(Data entries):
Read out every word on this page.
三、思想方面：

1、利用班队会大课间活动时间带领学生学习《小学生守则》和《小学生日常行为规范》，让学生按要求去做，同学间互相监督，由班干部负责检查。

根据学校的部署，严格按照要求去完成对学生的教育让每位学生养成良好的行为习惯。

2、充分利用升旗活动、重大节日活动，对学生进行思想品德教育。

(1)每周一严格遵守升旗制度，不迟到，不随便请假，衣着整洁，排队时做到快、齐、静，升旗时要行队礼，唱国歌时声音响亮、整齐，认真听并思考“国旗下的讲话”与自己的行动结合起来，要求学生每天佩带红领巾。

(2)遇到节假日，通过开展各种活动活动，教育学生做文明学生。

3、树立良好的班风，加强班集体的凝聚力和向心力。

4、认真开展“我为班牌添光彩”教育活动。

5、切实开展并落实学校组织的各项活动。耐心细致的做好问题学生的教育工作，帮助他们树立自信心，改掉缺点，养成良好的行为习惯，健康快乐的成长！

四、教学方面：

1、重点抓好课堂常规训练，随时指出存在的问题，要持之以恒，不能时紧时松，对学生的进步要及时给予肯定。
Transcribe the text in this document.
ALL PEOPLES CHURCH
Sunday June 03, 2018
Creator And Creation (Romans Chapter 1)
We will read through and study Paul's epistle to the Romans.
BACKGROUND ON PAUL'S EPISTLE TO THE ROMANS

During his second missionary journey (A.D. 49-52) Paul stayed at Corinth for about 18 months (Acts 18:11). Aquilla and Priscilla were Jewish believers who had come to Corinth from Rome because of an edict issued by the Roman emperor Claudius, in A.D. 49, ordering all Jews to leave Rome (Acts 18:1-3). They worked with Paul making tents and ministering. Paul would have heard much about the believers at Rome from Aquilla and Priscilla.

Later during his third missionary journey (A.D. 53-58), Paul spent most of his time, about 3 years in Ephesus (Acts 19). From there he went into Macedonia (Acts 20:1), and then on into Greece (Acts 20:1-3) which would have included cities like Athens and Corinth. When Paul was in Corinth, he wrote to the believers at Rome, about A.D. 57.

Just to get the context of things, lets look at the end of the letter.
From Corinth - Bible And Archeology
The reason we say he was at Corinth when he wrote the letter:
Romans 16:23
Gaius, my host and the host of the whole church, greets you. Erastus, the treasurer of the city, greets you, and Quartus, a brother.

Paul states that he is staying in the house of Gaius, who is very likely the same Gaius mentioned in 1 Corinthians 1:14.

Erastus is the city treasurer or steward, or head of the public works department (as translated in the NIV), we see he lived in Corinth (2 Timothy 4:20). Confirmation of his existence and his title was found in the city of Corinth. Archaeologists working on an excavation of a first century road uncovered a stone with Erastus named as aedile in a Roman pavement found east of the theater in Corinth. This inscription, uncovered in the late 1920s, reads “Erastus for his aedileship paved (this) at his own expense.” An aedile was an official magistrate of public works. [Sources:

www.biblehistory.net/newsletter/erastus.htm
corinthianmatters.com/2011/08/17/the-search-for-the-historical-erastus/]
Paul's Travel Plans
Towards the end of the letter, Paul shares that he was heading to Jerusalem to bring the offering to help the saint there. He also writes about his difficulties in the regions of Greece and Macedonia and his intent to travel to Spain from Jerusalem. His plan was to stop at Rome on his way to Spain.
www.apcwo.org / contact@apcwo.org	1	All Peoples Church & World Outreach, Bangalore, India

(Aim of the task): Find the lines that include the string "Gaius", then copy each of them.

(Full output):
Gaius, my host and the host of the whole church, greets you. Erastus, the treasurer of the city, greets you, and Quartus, a brother.
Paul states that he is staying in the house of Gaius, who is very likely the same Gaius mentioned in 1 Corinthians 1:14.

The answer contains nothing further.